• _GOAL_: Exactly reproduce all the records, keeping pictures out of the copy.

--- START ---

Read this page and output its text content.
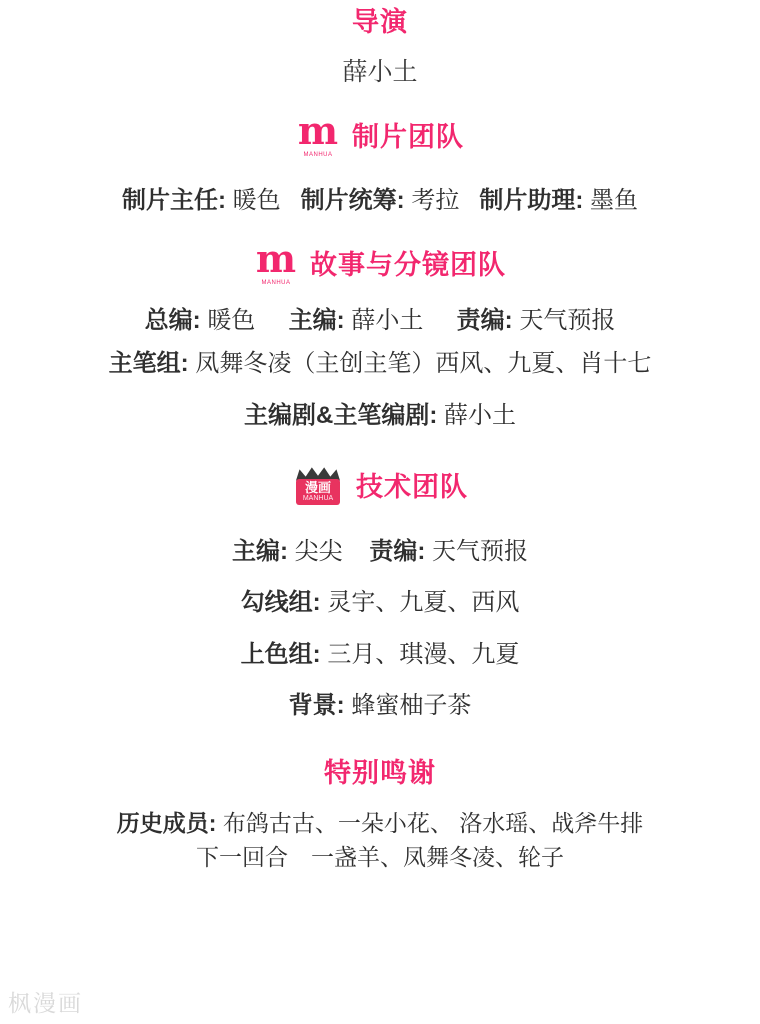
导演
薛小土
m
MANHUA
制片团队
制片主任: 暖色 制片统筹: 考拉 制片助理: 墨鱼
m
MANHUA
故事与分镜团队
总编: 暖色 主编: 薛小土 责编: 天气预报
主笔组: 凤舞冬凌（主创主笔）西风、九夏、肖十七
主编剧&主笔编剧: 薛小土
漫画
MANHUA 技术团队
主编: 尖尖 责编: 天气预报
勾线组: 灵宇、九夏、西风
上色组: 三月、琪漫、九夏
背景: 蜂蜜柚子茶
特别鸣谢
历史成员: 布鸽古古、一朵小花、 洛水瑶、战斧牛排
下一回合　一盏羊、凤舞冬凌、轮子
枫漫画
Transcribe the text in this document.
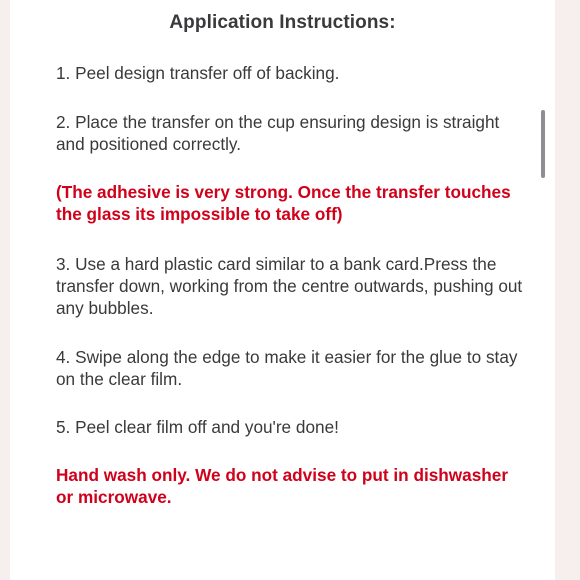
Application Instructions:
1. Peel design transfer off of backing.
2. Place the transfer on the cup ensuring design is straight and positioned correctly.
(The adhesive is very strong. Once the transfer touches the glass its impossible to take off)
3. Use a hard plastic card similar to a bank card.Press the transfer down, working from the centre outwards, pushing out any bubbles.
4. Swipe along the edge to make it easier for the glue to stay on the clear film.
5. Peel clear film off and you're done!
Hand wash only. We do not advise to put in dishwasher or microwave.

--- END ---

• _CORRECT ANSWER_:
Read this page and output its text content.
导演
薛小土
m
MANHUA
制片团队
制片主任: 暖色 制片统筹: 考拉 制片助理: 墨鱼
m
MANHUA
故事与分镜团队
总编: 暖色 主编: 薛小土 责编: 天气预报
主笔组: 凤舞冬凌（主创主笔）西风、九夏、肖十七
主编剧&主笔编剧: 薛小土
漫画
MANHUA 技术团队
主编: 尖尖 责编: 天气预报
勾线组: 灵宇、九夏、西风
上色组: 三月、琪漫、九夏
背景: 蜂蜜柚子茶
特别鸣谢
历史成员: 布鸽古古、一朵小花、 洛水瑶、战斧牛排
下一回合　一盏羊、凤舞冬凌、轮子
枫漫画
Transcribe the text in this document.
Application Instructions:
1. Peel design transfer off of backing.
2. Place the transfer on the cup ensuring design is straight and positioned correctly.
(The adhesive is very strong. Once the transfer touches the glass its impossible to take off)
3. Use a hard plastic card similar to a bank card.Press the transfer down, working from the centre outwards, pushing out any bubbles.
4. Swipe along the edge to make it easier for the glue to stay on the clear film.
5. Peel clear film off and you're done!
Hand wash only. We do not advise to put in dishwasher or microwave.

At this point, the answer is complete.